▶ [Stated goal]
Your copy of the material must match it exactly, except that pictures are dropped.

Excerpt from a dataset
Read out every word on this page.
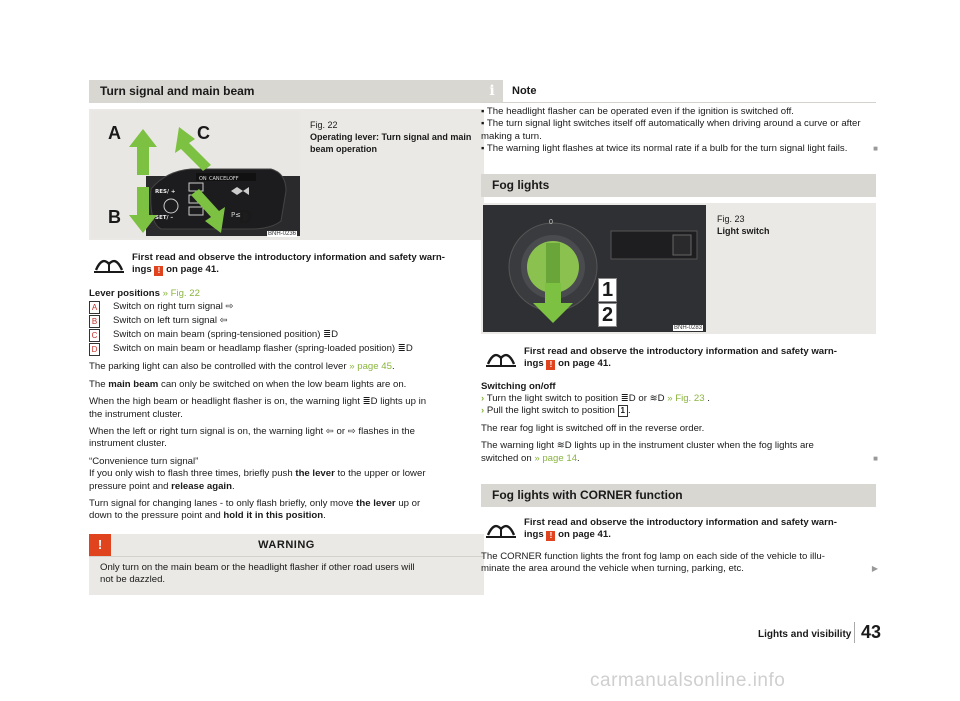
Turn signal and main beam
ON CANCEL OFF
RES/ +
SET/ –	P≤
A
B
C
D
BNH-0236
Fig. 22
Operating lever: Turn signal and main beam operation
First read and observe the introductory information and safety warn-
ings ! on page 41.

Lever positions » Fig. 22

A Switch on right turn signal ⇨
B Switch on left turn signal ⇦
C Switch on main beam (spring-tensioned position) ≣D
D Switch on main beam or headlamp flasher (spring-loaded position) ≣D

The parking light can also be controlled with the control lever » page 45.

The main beam can only be switched on when the low beam lights are on.

When the high beam or headlight flasher is on, the warning light ≣D lights up in
the instrument cluster.

When the left or right turn signal is on, the warning light ⇦ or ⇨ flashes in the
instrument cluster.

“Convenience turn signal”
If you only wish to flash three times, briefly push the lever to the upper or lower
pressure point and release again.

Turn signal for changing lanes - to only flash briefly, only move the lever up or
down to the pressure point and hold it in this position.

WARNING
!
Only turn on the main beam or the headlight flasher if other road users will
not be dazzled.
i	Note
▪ The headlight flasher can be operated even if the ignition is switched off.
▪ The turn signal light switches itself off automatically when driving around a curve or after making a turn.
▪ The warning light flashes at twice its normal rate if a bulb for the turn signal light fails.	■
Fog lights
0
1
2
BNH-0283
Fig. 23
Light switch
First read and observe the introductory information and safety warn-
ings ! on page 41.

Switching on/off

› Turn the light switch to position ≣D or ≋D » Fig. 23 .
› Pull the light switch to position 1 .

The rear fog light is switched off in the reverse order.

The warning light ≋D lights up in the instrument cluster when the fog lights are
switched on » page 14.	■

Fog lights with CORNER function
First read and observe the introductory information and safety warn-
ings ! on page 41.

The CORNER function lights the front fog lamp on each side of the vehicle to illu-
minate the area around the vehicle when turning, parking, etc.	▶

Lights and visibility 43
carmanualsonline.info
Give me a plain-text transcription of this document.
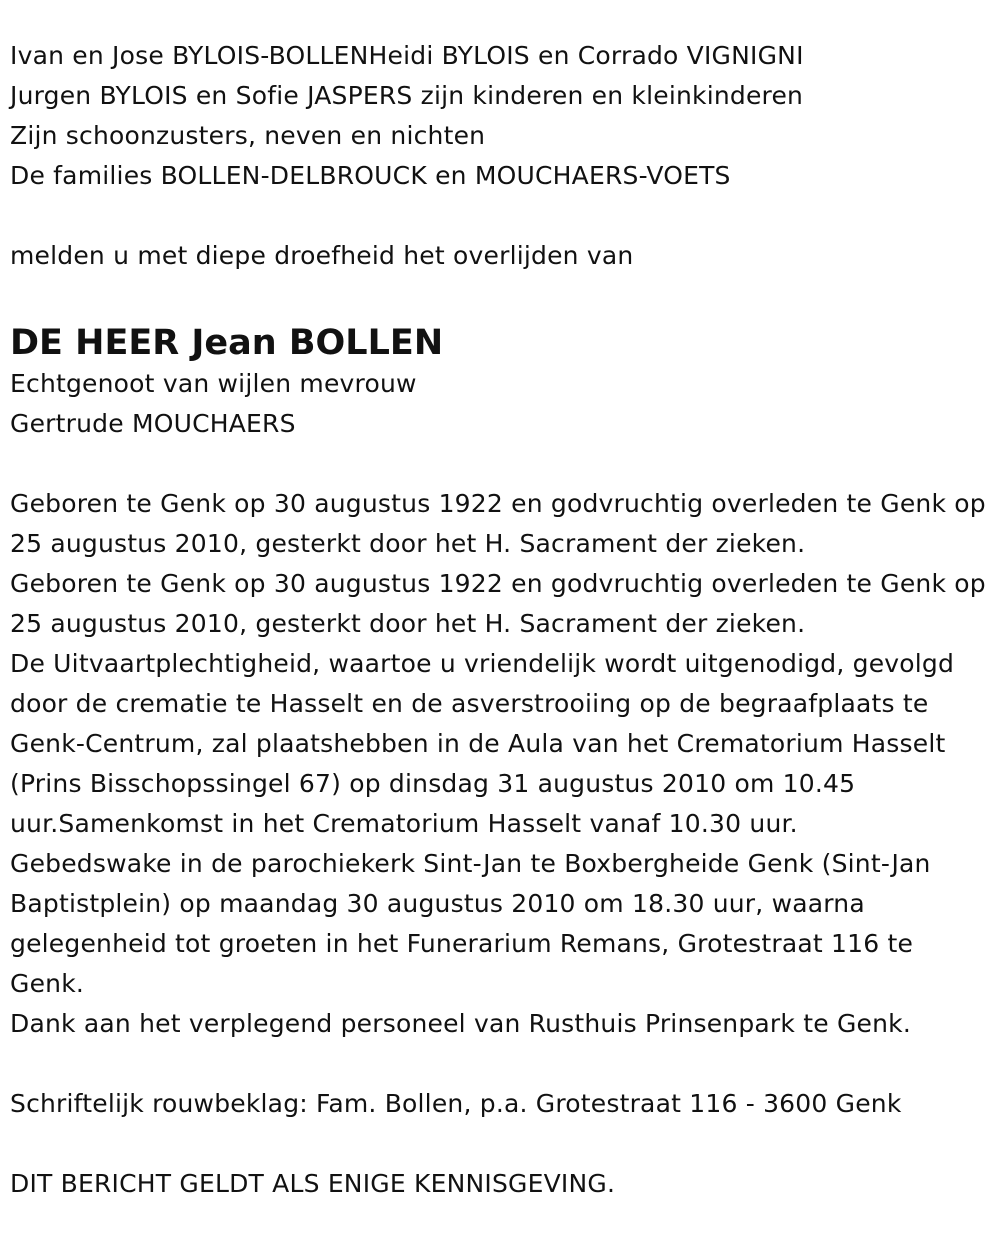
Ivan en Jose BYLOIS-BOLLENHeidi BYLOIS en Corrado VIGNIGNI

Jurgen BYLOIS en Sofie JASPERS zijn kinderen en kleinkinderen

Zijn schoonzusters, neven en nichten

De families BOLLEN-DELBROUCK en MOUCHAERS-VOETS

melden u met diepe droefheid het overlijden van

DE HEER Jean BOLLEN

Echtgenoot van wijlen mevrouw

Gertrude MOUCHAERS

Geboren te Genk op 30 augustus 1922 en godvruchtig overleden te Genk op 25 augustus 2010, gesterkt door het H. Sacrament der zieken.

Geboren te Genk op 30 augustus 1922 en godvruchtig overleden te Genk op 25 augustus 2010, gesterkt door het H. Sacrament der zieken.

De Uitvaartplechtigheid, waartoe u vriendelijk wordt uitgenodigd, gevolgd door de crematie te Hasselt en de asverstrooiing op de begraafplaats te Genk-Centrum, zal plaatshebben in de Aula van het Crematorium Hasselt (Prins Bisschopssingel 67) op dinsdag 31 augustus 2010 om 10.45 uur.Samenkomst in het Crematorium Hasselt vanaf 10.30 uur.

Gebedswake in de parochiekerk Sint-Jan te Boxbergheide Genk (Sint-Jan Baptistplein) op maandag 30 augustus 2010 om 18.30 uur, waarna gelegenheid tot groeten in het Funerarium Remans, Grotestraat 116 te Genk.

Dank aan het verplegend personeel van Rusthuis Prinsenpark te Genk.

Schriftelijk rouwbeklag: Fam. Bollen, p.a. Grotestraat 116 - 3600 Genk

DIT BERICHT GELDT ALS ENIGE KENNISGEVING.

▶ [In response]
Read out every word on this page.
Turn signal and main beam
ON CANCEL OFF
RES/ +
SET/ –	P≤
A
B
C
D
BNH-0236
Fig. 22
Operating lever: Turn signal and main beam operation
First read and observe the introductory information and safety warn-
ings ! on page 41.

Lever positions » Fig. 22

A Switch on right turn signal ⇨
B Switch on left turn signal ⇦
C Switch on main beam (spring-tensioned position) ≣D
D Switch on main beam or headlamp flasher (spring-loaded position) ≣D

The parking light can also be controlled with the control lever » page 45.

The main beam can only be switched on when the low beam lights are on.

When the high beam or headlight flasher is on, the warning light ≣D lights up in
the instrument cluster.

When the left or right turn signal is on, the warning light ⇦ or ⇨ flashes in the
instrument cluster.

“Convenience turn signal”
If you only wish to flash three times, briefly push the lever to the upper or lower
pressure point and release again.

Turn signal for changing lanes - to only flash briefly, only move the lever up or
down to the pressure point and hold it in this position.

WARNING
!
Only turn on the main beam or the headlight flasher if other road users will
not be dazzled.
i	Note
▪ The headlight flasher can be operated even if the ignition is switched off.
▪ The turn signal light switches itself off automatically when driving around a curve or after making a turn.
▪ The warning light flashes at twice its normal rate if a bulb for the turn signal light fails.	■
Fog lights
0
1
2
BNH-0283
Fig. 23
Light switch
First read and observe the introductory information and safety warn-
ings ! on page 41.

Switching on/off

› Turn the light switch to position ≣D or ≋D » Fig. 23 .
› Pull the light switch to position 1 .

The rear fog light is switched off in the reverse order.

The warning light ≋D lights up in the instrument cluster when the fog lights are
switched on » page 14.	■

Fog lights with CORNER function
First read and observe the introductory information and safety warn-
ings ! on page 41.

The CORNER function lights the front fog lamp on each side of the vehicle to illu-
minate the area around the vehicle when turning, parking, etc.	▶

Lights and visibility 43
carmanualsonline.info
Give me a plain-text transcription of this document.
Ivan en Jose BYLOIS-BOLLENHeidi BYLOIS en Corrado VIGNIGNI

Jurgen BYLOIS en Sofie JASPERS zijn kinderen en kleinkinderen

Zijn schoonzusters, neven en nichten

De families BOLLEN-DELBROUCK en MOUCHAERS-VOETS

melden u met diepe droefheid het overlijden van

DE HEER Jean BOLLEN

Echtgenoot van wijlen mevrouw

Gertrude MOUCHAERS

Geboren te Genk op 30 augustus 1922 en godvruchtig overleden te Genk op 25 augustus 2010, gesterkt door het H. Sacrament der zieken.

Geboren te Genk op 30 augustus 1922 en godvruchtig overleden te Genk op 25 augustus 2010, gesterkt door het H. Sacrament der zieken.

De Uitvaartplechtigheid, waartoe u vriendelijk wordt uitgenodigd, gevolgd door de crematie te Hasselt en de asverstrooiing op de begraafplaats te Genk-Centrum, zal plaatshebben in de Aula van het Crematorium Hasselt (Prins Bisschopssingel 67) op dinsdag 31 augustus 2010 om 10.45 uur.Samenkomst in het Crematorium Hasselt vanaf 10.30 uur.

Gebedswake in de parochiekerk Sint-Jan te Boxbergheide Genk (Sint-Jan Baptistplein) op maandag 30 augustus 2010 om 18.30 uur, waarna gelegenheid tot groeten in het Funerarium Remans, Grotestraat 116 te Genk.

Dank aan het verplegend personeel van Rusthuis Prinsenpark te Genk.

Schriftelijk rouwbeklag: Fam. Bollen, p.a. Grotestraat 116 - 3600 Genk

DIT BERICHT GELDT ALS ENIGE KENNISGEVING.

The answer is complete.